• **Your instructions**
Provide only the number of lines in the records below that include "digit".

• **Provided material**
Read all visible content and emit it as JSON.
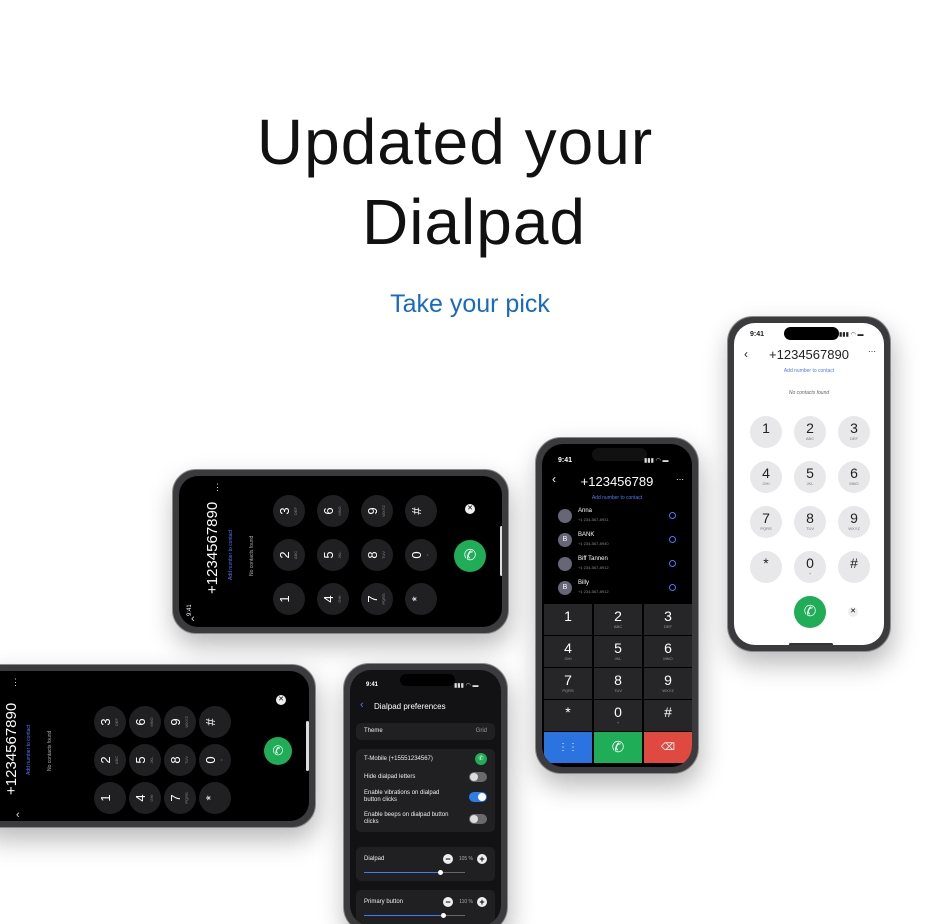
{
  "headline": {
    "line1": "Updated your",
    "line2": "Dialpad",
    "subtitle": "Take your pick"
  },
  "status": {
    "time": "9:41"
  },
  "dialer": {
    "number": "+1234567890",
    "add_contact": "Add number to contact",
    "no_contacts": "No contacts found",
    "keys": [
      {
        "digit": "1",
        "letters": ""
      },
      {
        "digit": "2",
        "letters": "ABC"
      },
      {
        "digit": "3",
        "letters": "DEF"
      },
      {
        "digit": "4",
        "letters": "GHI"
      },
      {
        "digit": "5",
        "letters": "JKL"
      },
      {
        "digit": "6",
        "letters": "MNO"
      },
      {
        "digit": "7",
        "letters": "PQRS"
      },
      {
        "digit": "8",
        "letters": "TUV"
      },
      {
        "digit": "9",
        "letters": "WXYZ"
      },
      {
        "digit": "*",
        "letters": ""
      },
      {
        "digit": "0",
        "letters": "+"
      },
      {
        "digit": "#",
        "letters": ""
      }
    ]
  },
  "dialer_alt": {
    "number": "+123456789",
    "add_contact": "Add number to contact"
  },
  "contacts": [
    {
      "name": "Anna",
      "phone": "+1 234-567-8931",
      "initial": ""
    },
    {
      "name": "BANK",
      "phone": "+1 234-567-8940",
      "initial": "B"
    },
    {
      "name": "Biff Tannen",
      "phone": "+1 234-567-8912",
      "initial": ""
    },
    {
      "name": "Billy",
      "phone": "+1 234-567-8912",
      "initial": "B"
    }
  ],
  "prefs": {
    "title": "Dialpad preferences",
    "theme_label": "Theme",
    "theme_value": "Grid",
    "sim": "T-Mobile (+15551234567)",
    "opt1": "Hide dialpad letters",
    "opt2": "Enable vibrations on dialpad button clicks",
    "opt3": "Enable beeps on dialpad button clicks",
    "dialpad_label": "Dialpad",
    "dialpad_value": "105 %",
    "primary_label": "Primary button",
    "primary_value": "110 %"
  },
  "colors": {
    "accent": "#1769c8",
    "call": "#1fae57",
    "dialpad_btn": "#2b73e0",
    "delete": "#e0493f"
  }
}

...

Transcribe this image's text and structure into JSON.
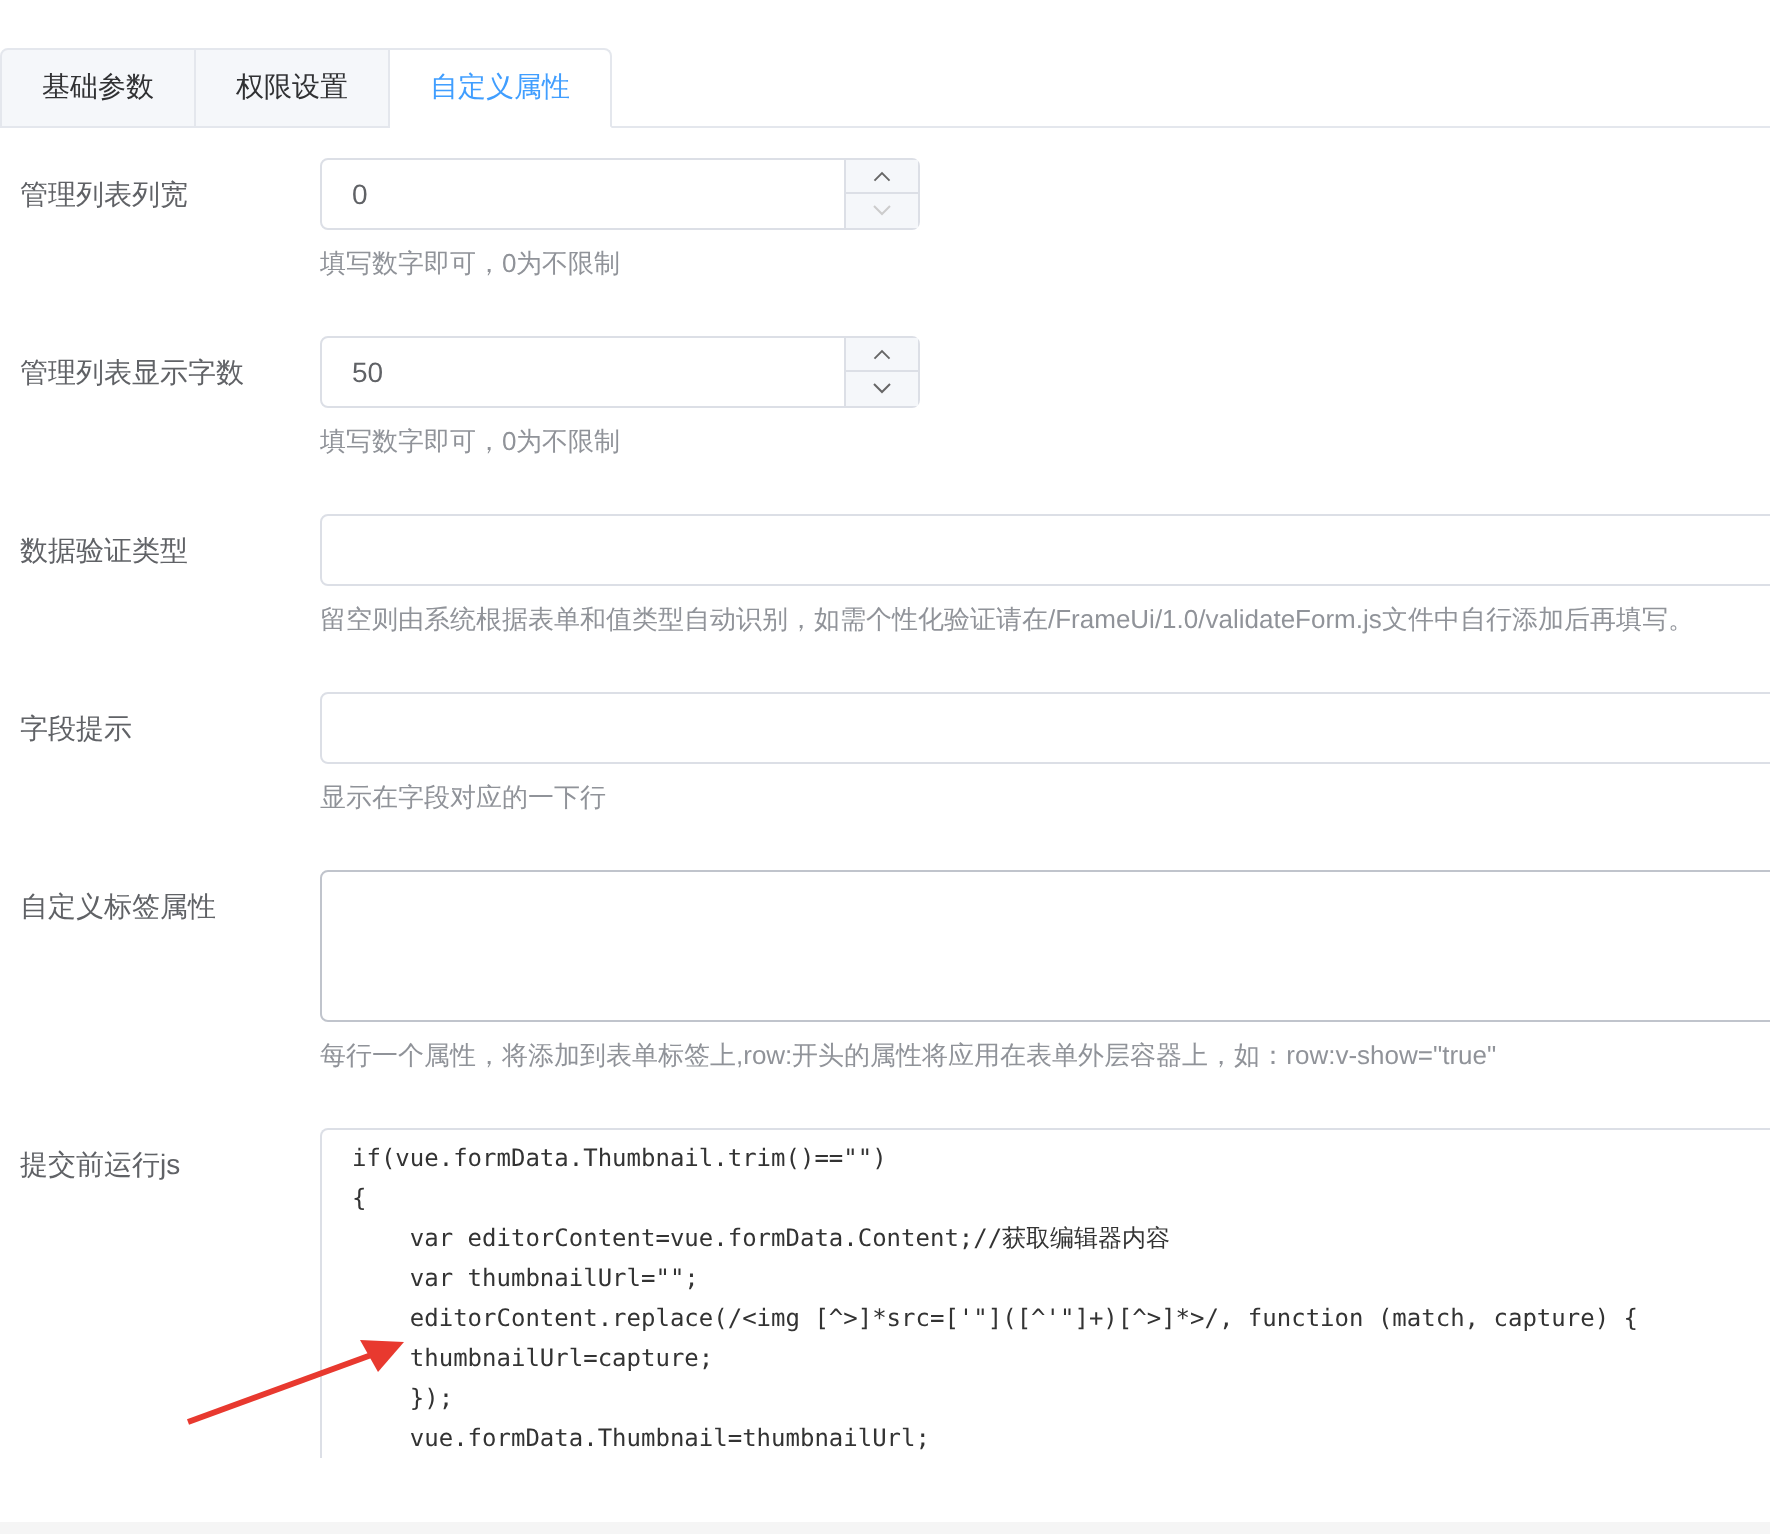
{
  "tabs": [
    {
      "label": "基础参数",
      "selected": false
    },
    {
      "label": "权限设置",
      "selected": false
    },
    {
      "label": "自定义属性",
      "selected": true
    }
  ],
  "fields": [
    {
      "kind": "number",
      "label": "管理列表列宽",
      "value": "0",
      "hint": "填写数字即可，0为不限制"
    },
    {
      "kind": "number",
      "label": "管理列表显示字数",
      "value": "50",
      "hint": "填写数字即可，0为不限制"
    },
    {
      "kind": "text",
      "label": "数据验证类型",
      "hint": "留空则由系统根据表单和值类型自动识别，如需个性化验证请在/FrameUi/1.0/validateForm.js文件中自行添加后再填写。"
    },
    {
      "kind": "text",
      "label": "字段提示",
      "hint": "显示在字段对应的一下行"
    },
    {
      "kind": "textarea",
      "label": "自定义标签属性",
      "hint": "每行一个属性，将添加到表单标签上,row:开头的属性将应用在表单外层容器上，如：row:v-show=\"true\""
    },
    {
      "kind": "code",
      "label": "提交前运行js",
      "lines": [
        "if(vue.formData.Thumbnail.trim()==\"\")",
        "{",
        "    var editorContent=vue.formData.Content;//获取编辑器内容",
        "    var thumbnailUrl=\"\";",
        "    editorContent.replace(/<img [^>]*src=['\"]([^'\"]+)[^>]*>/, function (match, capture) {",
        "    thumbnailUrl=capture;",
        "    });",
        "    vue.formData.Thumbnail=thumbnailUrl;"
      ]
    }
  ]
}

==

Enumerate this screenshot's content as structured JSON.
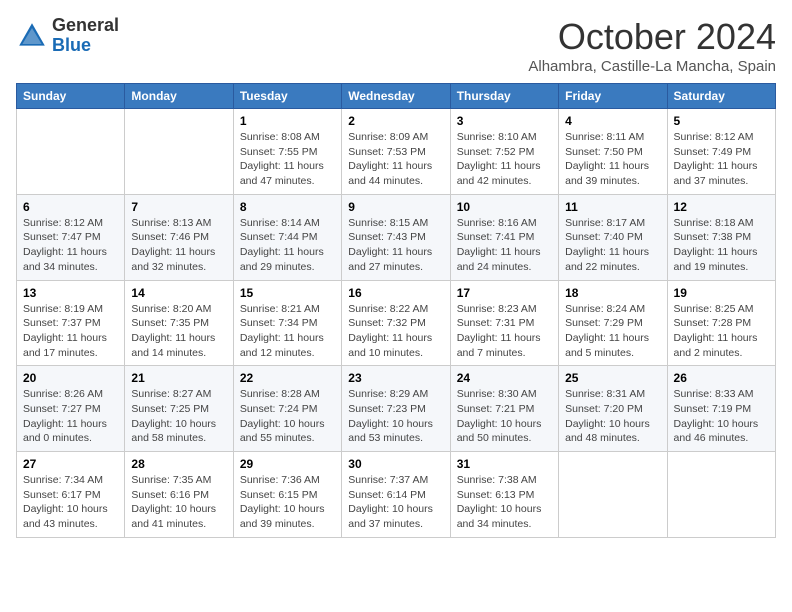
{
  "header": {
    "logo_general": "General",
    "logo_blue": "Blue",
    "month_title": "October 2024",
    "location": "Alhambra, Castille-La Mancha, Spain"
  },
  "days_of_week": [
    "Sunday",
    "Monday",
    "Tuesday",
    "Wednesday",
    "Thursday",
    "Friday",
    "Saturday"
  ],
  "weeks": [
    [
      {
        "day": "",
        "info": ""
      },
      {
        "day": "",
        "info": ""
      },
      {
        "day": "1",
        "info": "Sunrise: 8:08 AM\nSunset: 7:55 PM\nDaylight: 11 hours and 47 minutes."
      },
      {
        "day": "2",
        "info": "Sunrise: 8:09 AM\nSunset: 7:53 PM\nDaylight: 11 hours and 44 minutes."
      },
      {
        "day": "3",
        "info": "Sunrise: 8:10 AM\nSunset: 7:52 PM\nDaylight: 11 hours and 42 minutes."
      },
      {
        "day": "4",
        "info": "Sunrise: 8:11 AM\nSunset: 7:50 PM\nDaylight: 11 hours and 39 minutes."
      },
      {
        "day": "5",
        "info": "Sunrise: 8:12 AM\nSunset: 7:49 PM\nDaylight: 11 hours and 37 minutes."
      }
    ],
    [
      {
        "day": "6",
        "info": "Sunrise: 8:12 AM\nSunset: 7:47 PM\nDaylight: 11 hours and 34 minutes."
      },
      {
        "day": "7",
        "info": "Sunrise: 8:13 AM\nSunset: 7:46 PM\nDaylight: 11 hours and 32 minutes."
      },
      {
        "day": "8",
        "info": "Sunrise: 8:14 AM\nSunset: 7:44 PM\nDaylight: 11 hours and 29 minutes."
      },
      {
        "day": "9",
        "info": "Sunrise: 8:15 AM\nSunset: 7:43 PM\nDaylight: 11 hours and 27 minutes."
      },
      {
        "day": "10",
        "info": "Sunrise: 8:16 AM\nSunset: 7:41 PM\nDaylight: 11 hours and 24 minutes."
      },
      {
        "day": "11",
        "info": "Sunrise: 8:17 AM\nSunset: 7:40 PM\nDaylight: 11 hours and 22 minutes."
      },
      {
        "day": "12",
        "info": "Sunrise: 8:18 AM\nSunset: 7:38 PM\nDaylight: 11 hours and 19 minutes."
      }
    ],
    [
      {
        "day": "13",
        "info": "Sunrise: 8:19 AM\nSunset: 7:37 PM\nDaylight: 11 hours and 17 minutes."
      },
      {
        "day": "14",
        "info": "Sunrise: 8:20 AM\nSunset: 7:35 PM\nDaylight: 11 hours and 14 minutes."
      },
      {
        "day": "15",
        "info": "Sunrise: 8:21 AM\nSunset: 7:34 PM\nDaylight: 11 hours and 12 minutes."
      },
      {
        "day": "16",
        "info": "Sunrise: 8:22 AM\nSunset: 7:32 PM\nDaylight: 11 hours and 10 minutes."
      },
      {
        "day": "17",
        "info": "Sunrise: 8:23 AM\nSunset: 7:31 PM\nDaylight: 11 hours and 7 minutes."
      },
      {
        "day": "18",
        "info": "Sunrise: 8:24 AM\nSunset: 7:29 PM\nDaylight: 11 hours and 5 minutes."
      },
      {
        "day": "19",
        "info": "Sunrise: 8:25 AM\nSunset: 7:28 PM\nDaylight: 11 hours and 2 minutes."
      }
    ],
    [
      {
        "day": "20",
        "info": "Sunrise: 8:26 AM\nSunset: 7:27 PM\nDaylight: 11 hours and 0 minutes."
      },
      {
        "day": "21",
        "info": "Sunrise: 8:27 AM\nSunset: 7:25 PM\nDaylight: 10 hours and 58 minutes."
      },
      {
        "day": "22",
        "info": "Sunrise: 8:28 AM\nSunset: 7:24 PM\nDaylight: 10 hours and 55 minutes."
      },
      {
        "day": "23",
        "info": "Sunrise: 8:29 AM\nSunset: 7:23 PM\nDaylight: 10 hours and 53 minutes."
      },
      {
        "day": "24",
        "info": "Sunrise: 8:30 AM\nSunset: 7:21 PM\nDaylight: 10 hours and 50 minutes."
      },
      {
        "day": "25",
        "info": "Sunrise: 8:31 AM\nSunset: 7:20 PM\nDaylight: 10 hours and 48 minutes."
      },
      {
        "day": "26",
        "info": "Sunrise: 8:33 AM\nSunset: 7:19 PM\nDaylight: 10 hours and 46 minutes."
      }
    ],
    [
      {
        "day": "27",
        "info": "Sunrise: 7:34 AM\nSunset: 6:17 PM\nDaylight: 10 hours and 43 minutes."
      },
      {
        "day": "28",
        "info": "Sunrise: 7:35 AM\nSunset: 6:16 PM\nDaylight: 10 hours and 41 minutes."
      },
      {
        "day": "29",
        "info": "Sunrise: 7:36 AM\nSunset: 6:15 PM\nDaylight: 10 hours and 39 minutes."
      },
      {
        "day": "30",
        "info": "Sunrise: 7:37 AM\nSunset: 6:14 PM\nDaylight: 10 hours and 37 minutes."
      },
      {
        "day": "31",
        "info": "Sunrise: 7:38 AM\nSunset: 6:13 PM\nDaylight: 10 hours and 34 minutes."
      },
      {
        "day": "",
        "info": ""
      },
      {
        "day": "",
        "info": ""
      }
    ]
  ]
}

• **Solved exercise**
12